● WORK TO COMPLETE: From the data that follows, copy every line holding the string "value".

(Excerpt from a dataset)
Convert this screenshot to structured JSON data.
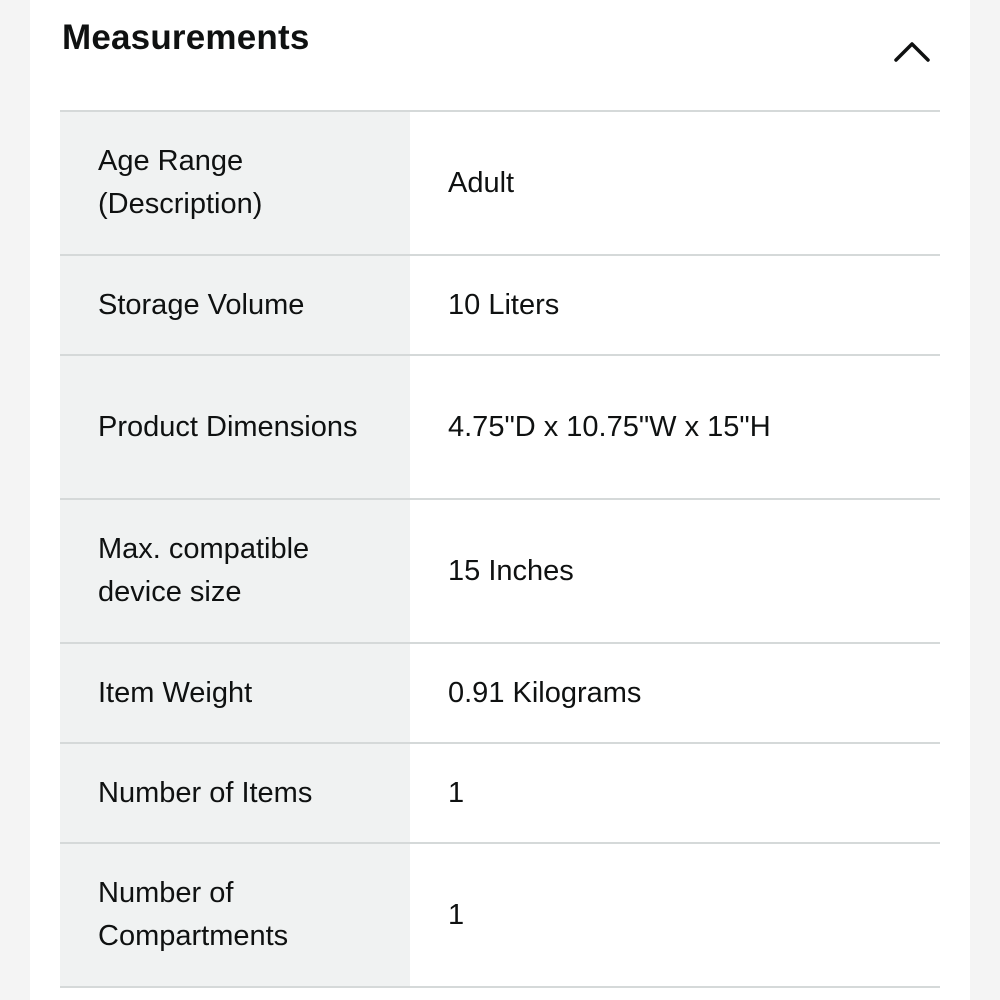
{
  "section": {
    "title": "Measurements",
    "toggle_icon": "chevron-up-icon"
  },
  "rows": [
    {
      "label": "Age Range (Description)",
      "value": "Adult"
    },
    {
      "label": "Storage Volume",
      "value": "10 Liters"
    },
    {
      "label": "Product Dimensions",
      "value": "4.75\"D x 10.75\"W x 15\"H"
    },
    {
      "label": "Max. compatible device size",
      "value": "15 Inches"
    },
    {
      "label": "Item Weight",
      "value": "0.91 Kilograms"
    },
    {
      "label": "Number of Items",
      "value": "1"
    },
    {
      "label": "Number of Compartments",
      "value": "1"
    }
  ],
  "colors": {
    "label_background": "#f0f2f2",
    "divider": "#d5d9d9",
    "text": "#0f1111"
  }
}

● WRITTEN SOLUTION:
      "value": "Adult"
      "value": "10 Liters"
      "value": "4.75\"D x 10.75\"W x 15\"H"
      "value": "15 Inches"
      "value": "0.91 Kilograms"
      "value": "1"
      "value": "1"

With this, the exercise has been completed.